_Exercise prompt_:
Return the material below word for word, without the pictures.

## start

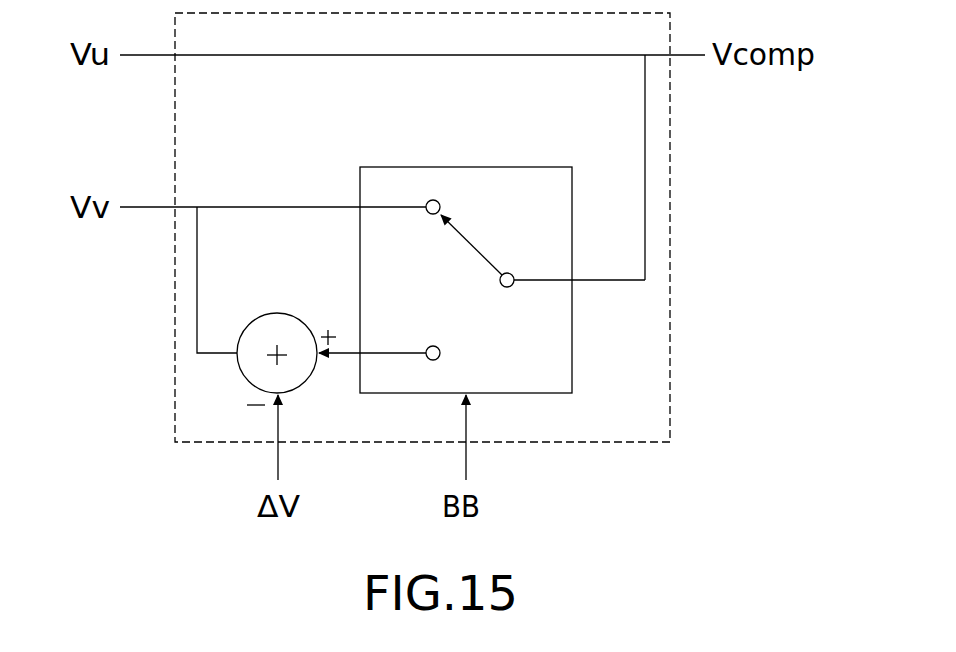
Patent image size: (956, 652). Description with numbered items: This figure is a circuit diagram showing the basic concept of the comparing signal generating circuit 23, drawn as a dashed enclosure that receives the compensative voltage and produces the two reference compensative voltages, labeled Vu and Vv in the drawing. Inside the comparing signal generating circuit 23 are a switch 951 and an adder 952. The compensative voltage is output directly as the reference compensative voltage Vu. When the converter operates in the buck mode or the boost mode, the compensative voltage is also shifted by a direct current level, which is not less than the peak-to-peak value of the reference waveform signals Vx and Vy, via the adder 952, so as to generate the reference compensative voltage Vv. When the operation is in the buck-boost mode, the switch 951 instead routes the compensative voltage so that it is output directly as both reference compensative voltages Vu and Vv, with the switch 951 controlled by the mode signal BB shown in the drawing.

The comparing signal generating circuit 23 is at (663, 555).
The switch 951 is at (400, 167).
The adder 952 is at (277, 313).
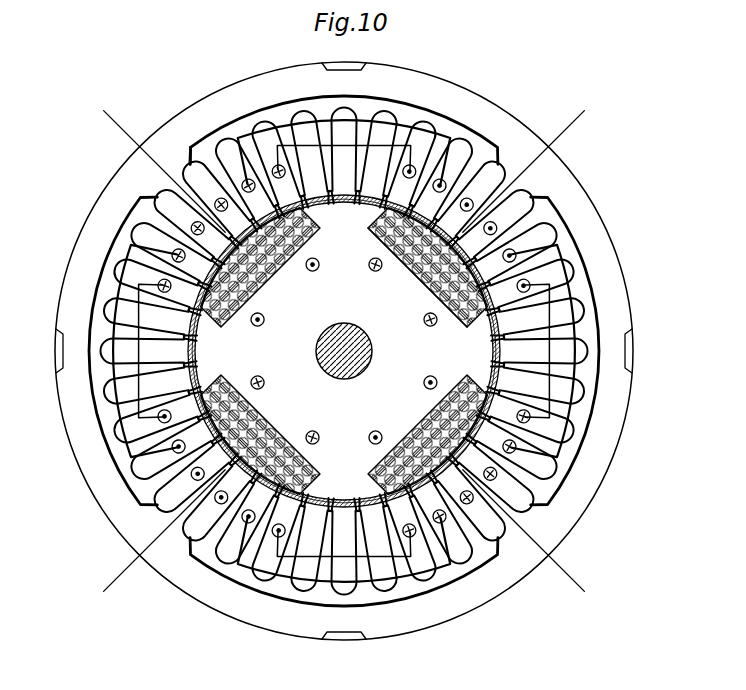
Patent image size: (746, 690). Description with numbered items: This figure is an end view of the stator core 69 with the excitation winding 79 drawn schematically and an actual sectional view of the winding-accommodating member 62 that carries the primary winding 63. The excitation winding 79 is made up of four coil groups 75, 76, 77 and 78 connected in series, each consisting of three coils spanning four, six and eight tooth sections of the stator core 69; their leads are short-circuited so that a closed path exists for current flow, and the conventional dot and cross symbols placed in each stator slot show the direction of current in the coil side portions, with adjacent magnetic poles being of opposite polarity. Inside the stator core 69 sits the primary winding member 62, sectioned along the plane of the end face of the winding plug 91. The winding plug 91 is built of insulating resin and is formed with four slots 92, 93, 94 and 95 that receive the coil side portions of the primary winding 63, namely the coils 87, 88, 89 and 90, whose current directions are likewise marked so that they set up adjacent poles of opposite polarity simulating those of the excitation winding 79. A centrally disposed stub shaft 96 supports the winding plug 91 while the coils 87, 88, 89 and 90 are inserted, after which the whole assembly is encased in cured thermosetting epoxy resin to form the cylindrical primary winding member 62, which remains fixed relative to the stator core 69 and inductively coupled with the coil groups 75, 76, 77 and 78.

The winding-accommodating member 62 is at (398, 376).
The primary winding 63 is at (427, 295).
The stator core 69 is at (510, 110).
The coil group 75 is at (405, 104).
The coil group 76 is at (598, 317).
The coil group 77 is at (412, 600).
The coil group 78 is at (95, 405).
The excitation winding 79 is at (207, 127).
The coil 87 is at (322, 212).
The coil 88 is at (476, 318).
The coil 89 is at (354, 489).
The coil 90 is at (213, 318).
The winding plug 91 is at (369, 205).
The slot 92 is at (412, 262).
The slot 93 is at (416, 412).
The slot 94 is at (272, 427).
The slot 95 is at (277, 268).
The stub shaft 96 is at (344, 324).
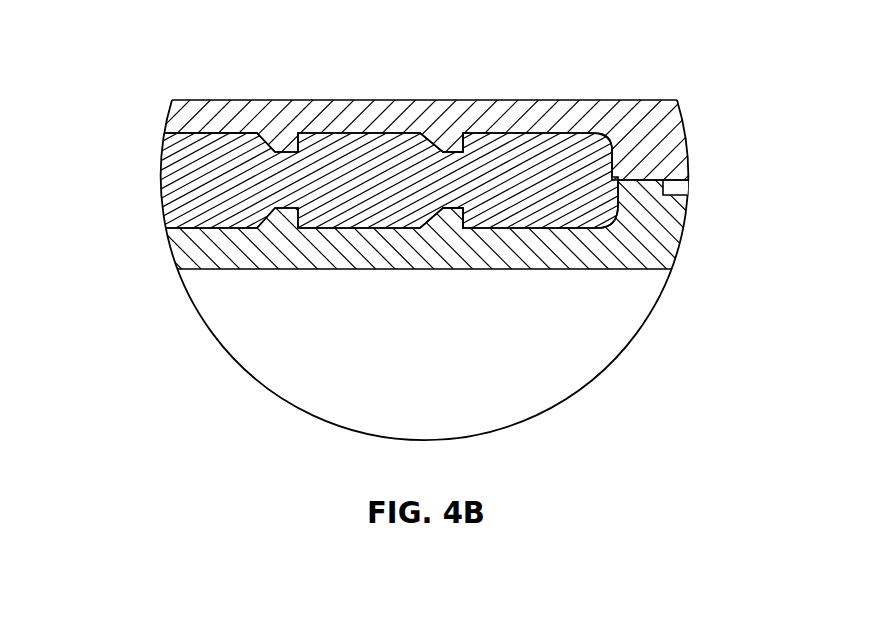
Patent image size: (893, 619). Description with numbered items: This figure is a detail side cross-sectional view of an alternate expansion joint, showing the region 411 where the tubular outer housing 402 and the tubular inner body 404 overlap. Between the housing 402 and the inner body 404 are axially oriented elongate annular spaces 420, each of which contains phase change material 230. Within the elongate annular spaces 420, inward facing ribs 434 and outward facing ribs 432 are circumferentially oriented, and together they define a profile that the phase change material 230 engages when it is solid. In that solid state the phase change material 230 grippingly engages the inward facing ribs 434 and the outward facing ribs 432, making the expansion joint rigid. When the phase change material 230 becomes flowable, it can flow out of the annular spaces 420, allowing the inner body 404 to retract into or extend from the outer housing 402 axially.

The cross-sectional view of electrode assembly 411 is at (133, 52).
The phase change material 230 is at (357, 131).
The inward facing ribs 434 is at (455, 150).
The elongate annular spaces 420 is at (533, 145).
The tubular outer housing 402 is at (665, 142).
The tubular inner body 404 is at (680, 230).
The outward facing ribs 432 is at (455, 210).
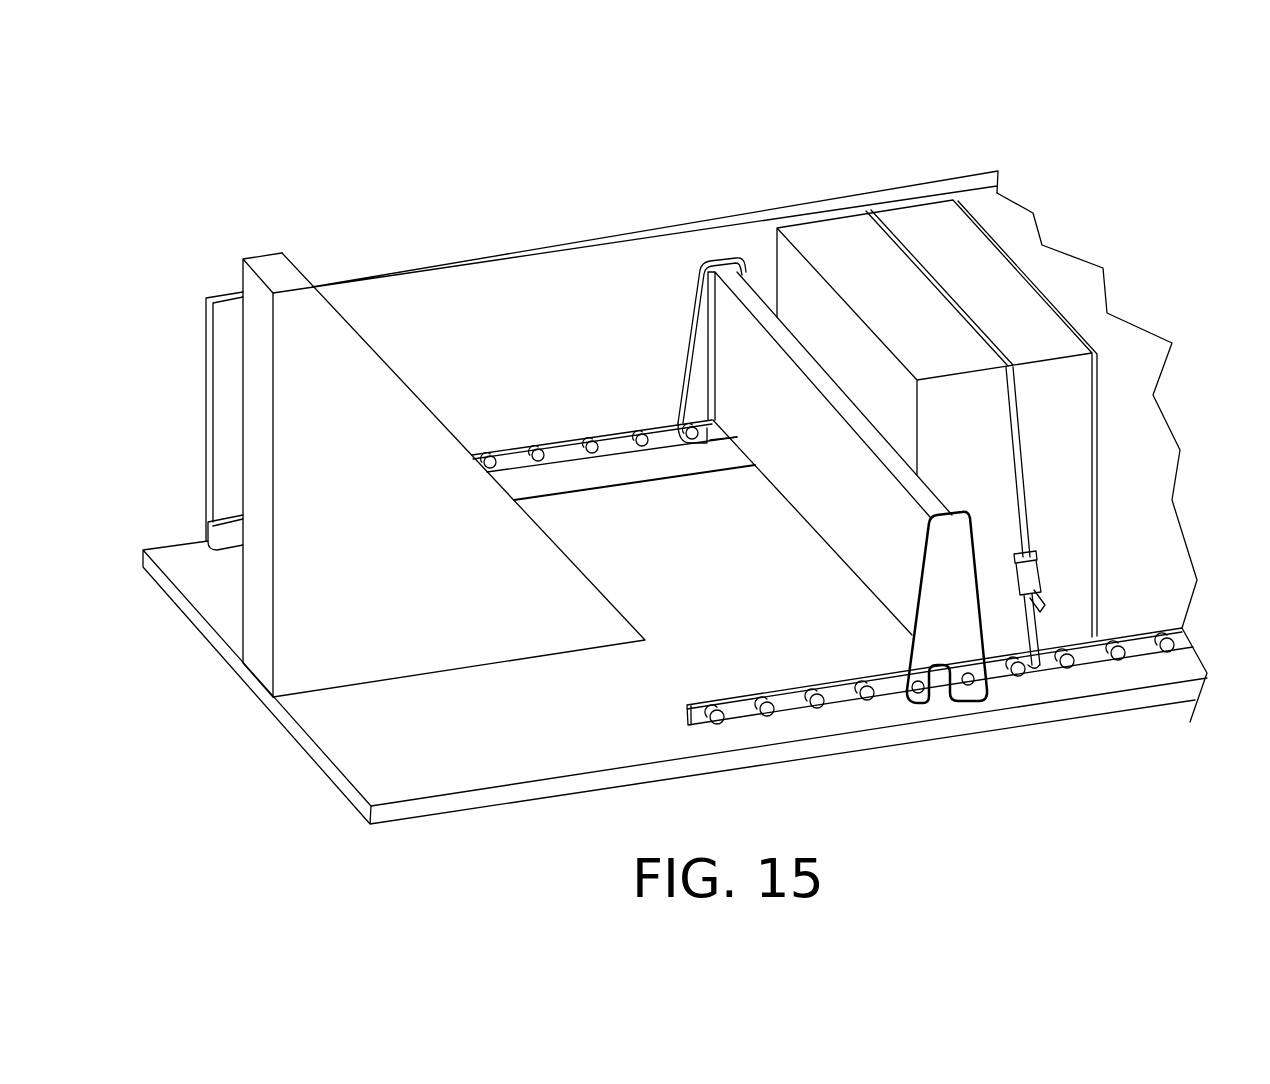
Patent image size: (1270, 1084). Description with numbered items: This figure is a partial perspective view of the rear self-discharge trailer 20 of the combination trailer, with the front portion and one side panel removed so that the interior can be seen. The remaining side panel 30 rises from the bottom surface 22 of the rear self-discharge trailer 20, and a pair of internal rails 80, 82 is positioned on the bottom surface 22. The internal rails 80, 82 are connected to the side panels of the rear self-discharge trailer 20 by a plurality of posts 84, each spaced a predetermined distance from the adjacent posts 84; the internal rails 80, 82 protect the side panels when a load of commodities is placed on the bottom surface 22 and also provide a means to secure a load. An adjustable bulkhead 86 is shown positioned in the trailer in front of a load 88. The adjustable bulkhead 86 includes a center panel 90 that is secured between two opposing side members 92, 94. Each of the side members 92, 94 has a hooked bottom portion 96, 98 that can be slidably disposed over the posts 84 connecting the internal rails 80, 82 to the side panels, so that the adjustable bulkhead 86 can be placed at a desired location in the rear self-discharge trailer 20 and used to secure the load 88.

## end

_The reply_:
Patent image size: (956, 652). Description with numbered items: This figure is a circuit diagram showing the basic concept of the comparing signal generating circuit 23, drawn as a dashed enclosure that receives the compensative voltage and produces the two reference compensative voltages, labeled Vu and Vv in the drawing. Inside the comparing signal generating circuit 23 are a switch 951 and an adder 952. The compensative voltage is output directly as the reference compensative voltage Vu. When the converter operates in the buck mode or the boost mode, the compensative voltage is also shifted by a direct current level, which is not less than the peak-to-peak value of the reference waveform signals Vx and Vy, via the adder 952, so as to generate the reference compensative voltage Vv. When the operation is in the buck-boost mode, the switch 951 instead routes the compensative voltage so that it is output directly as both reference compensative voltages Vu and Vv, with the switch 951 controlled by the mode signal BB shown in the drawing.

The comparing signal generating circuit 23 is at (663, 555).
The switch 951 is at (400, 167).
The adder 952 is at (277, 313).
Patent image size: (746, 690). Description with numbered items: This figure is an end view of the stator core 69 with the excitation winding 79 drawn schematically and an actual sectional view of the winding-accommodating member 62 that carries the primary winding 63. The excitation winding 79 is made up of four coil groups 75, 76, 77 and 78 connected in series, each consisting of three coils spanning four, six and eight tooth sections of the stator core 69; their leads are short-circuited so that a closed path exists for current flow, and the conventional dot and cross symbols placed in each stator slot show the direction of current in the coil side portions, with adjacent magnetic poles being of opposite polarity. Inside the stator core 69 sits the primary winding member 62, sectioned along the plane of the end face of the winding plug 91. The winding plug 91 is built of insulating resin and is formed with four slots 92, 93, 94 and 95 that receive the coil side portions of the primary winding 63, namely the coils 87, 88, 89 and 90, whose current directions are likewise marked so that they set up adjacent poles of opposite polarity simulating those of the excitation winding 79. A centrally disposed stub shaft 96 supports the winding plug 91 while the coils 87, 88, 89 and 90 are inserted, after which the whole assembly is encased in cured thermosetting epoxy resin to form the cylindrical primary winding member 62, which remains fixed relative to the stator core 69 and inductively coupled with the coil groups 75, 76, 77 and 78.

The winding-accommodating member 62 is at (398, 376).
The primary winding 63 is at (427, 295).
The stator core 69 is at (510, 110).
The coil group 75 is at (405, 104).
The coil group 76 is at (598, 317).
The coil group 77 is at (412, 600).
The coil group 78 is at (95, 405).
The excitation winding 79 is at (207, 127).
The coil 87 is at (322, 212).
The coil 88 is at (476, 318).
The coil 89 is at (354, 489).
The coil 90 is at (213, 318).
The winding plug 91 is at (369, 205).
The slot 92 is at (412, 262).
The slot 93 is at (416, 412).
The slot 94 is at (272, 427).
The slot 95 is at (277, 268).
The stub shaft 96 is at (344, 324).
Patent image size: (893, 619). Description with numbered items: This figure is a detail side cross-sectional view of an alternate expansion joint, showing the region 411 where the tubular outer housing 402 and the tubular inner body 404 overlap. Between the housing 402 and the inner body 404 are axially oriented elongate annular spaces 420, each of which contains phase change material 230. Within the elongate annular spaces 420, inward facing ribs 434 and outward facing ribs 432 are circumferentially oriented, and together they define a profile that the phase change material 230 engages when it is solid. In that solid state the phase change material 230 grippingly engages the inward facing ribs 434 and the outward facing ribs 432, making the expansion joint rigid. When the phase change material 230 becomes flowable, it can flow out of the annular spaces 420, allowing the inner body 404 to retract into or extend from the outer housing 402 axially.

The cross-sectional view of electrode assembly 411 is at (133, 52).
The phase change material 230 is at (357, 131).
The inward facing ribs 434 is at (455, 150).
The elongate annular spaces 420 is at (533, 145).
The tubular outer housing 402 is at (665, 142).
The tubular inner body 404 is at (680, 230).
The outward facing ribs 432 is at (455, 210).
Patent image size: (1270, 1084). Description with numbered items: This figure is a partial perspective view of the rear self-discharge trailer 20 of the combination trailer, with the front portion and one side panel removed so that the interior can be seen. The remaining side panel 30 rises from the bottom surface 22 of the rear self-discharge trailer 20, and a pair of internal rails 80, 82 is positioned on the bottom surface 22. The internal rails 80, 82 are connected to the side panels of the rear self-discharge trailer 20 by a plurality of posts 84, each spaced a predetermined distance from the adjacent posts 84; the internal rails 80, 82 protect the side panels when a load of commodities is placed on the bottom surface 22 and also provide a means to secure a load. An adjustable bulkhead 86 is shown positioned in the trailer in front of a load 88. The adjustable bulkhead 86 includes a center panel 90 that is secured between two opposing side members 92, 94. Each of the side members 92, 94 has a hooked bottom portion 96, 98 that can be slidably disposed over the posts 84 connecting the internal rails 80, 82 to the side panels, so that the adjustable bulkhead 86 can be placed at a desired location in the rear self-discharge trailer 20 and used to secure the load 88.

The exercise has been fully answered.